**WRITTEN REQUEST:** Repeat, exactly and in full, the lines of the listing below, but without any pictures.

==== DATASET ROWS

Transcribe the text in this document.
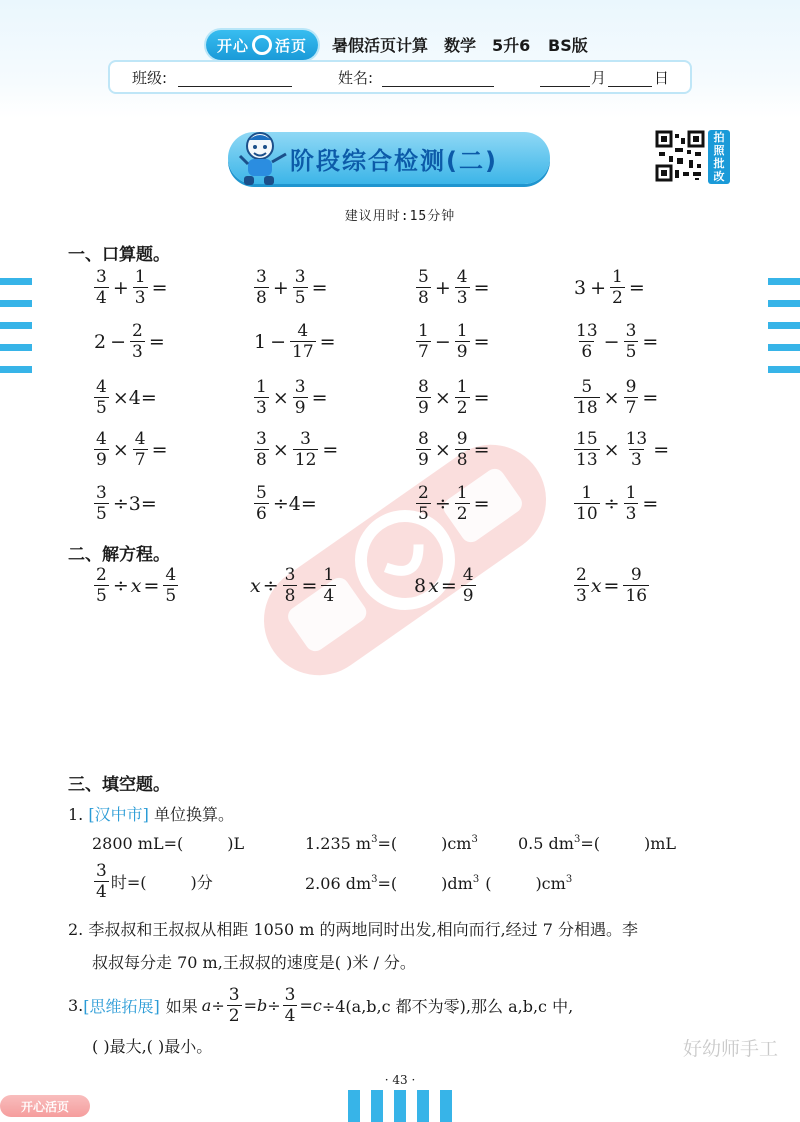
开心 活页 暑假活页计算 数学 5升6 BS版
班级:	姓名:	月	日
阶段综合检测(二)
拍
照
批
改
建议用时:15分钟
一、口算题。
$\frac{3}{4} + \frac{1}{3}$ =	$\frac{3}{8} + \frac{3}{5}$ =	$\frac{5}{8} + \frac{4}{3}$ =	$3 + \frac{1}{2}$ =
$2 - \frac{2}{3}$ =	$1 - \frac{4}{17}$ =	$\frac{1}{7} - \frac{1}{9}$ =	$\frac{13}{6} - \frac{3}{5}$ =
$\frac{4}{5} \times 4=$	$\frac{1}{3} \times \frac{3}{9}$ =	$\frac{8}{9} \times \frac{1}{2}$ =	$\frac{5}{18} \times \frac{9}{7}$ =
$\frac{4}{9} \times \frac{4}{7}$ =	$\frac{3}{8} \times \frac{3}{12}$ =	$\frac{8}{9} \times \frac{9}{8}$ =	$\frac{15}{13} \times \frac{13}{3}$ =
$\frac{3}{5} \div 3=$	$\frac{5}{6} \div 4=$	$\frac{2}{5} \div \frac{1}{2}$ =	$\frac{1}{10} \div \frac{1}{3}$ =
二、解方程。
$\frac{2}{5} \div x = \frac{4}{5}$	$x \div \frac{3}{8} = \frac{1}{4}$	8 $x = \frac{4}{9}$	$\frac{2}{3}$ $x = \frac{9}{16}$
三、填空题。
1. [汉中市] 单位换算。
2800 mL=(	)L	1.235 $m^3=$(	)$cm^3$	0.5 $dm^3=$(	)mL
$\frac{3}{4}$ 时=(	)分	2.06 $dm^3=$(	)$dm^3$ (	)$cm^3$
2. 李叔叔和王叔叔从相距 1050 m 的两地同时出发,相向而行,经过 7 分相遇。李
叔叔每分走 70 m,王叔叔的速度是( )米 / 分。
3. [思维拓展] 如果 $a \div \frac{3}{2} = b \div \frac{3}{4} = c \div 4(a,b,c$ 都不为零),那么 a,b,c 中,
( )最大,( )最小。	好幼师手工
· 43 ·
开心活页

========

**THE RESULT:**
Transcribe the text in this document.
开心 活页 暑假活页计算 数学 5升6 BS版
班级:	姓名:	月	日
阶段综合检测(二)
拍
照
批
改
建议用时:15分钟
一、口算题。
$\frac{3}{4} + \frac{1}{3}$ =	$\frac{3}{8} + \frac{3}{5}$ =	$\frac{5}{8} + \frac{4}{3}$ =	$3 + \frac{1}{2}$ =
$2 - \frac{2}{3}$ =	$1 - \frac{4}{17}$ =	$\frac{1}{7} - \frac{1}{9}$ =	$\frac{13}{6} - \frac{3}{5}$ =
$\frac{4}{5} \times 4=$	$\frac{1}{3} \times \frac{3}{9}$ =	$\frac{8}{9} \times \frac{1}{2}$ =	$\frac{5}{18} \times \frac{9}{7}$ =
$\frac{4}{9} \times \frac{4}{7}$ =	$\frac{3}{8} \times \frac{3}{12}$ =	$\frac{8}{9} \times \frac{9}{8}$ =	$\frac{15}{13} \times \frac{13}{3}$ =
$\frac{3}{5} \div 3=$	$\frac{5}{6} \div 4=$	$\frac{2}{5} \div \frac{1}{2}$ =	$\frac{1}{10} \div \frac{1}{3}$ =
二、解方程。
$\frac{2}{5} \div x = \frac{4}{5}$	$x \div \frac{3}{8} = \frac{1}{4}$	8 $x = \frac{4}{9}$	$\frac{2}{3}$ $x = \frac{9}{16}$
三、填空题。
1. [汉中市] 单位换算。
2800 mL=(	)L	1.235 $m^3=$(	)$cm^3$	0.5 $dm^3=$(	)mL
$\frac{3}{4}$ 时=(	)分	2.06 $dm^3=$(	)$dm^3$ (	)$cm^3$
2. 李叔叔和王叔叔从相距 1050 m 的两地同时出发,相向而行,经过 7 分相遇。李
叔叔每分走 70 m,王叔叔的速度是( )米 / 分。
3. [思维拓展] 如果 $a \div \frac{3}{2} = b \div \frac{3}{4} = c \div 4(a,b,c$ 都不为零),那么 a,b,c 中,
( )最大,( )最小。	好幼师手工
· 43 ·
开心活页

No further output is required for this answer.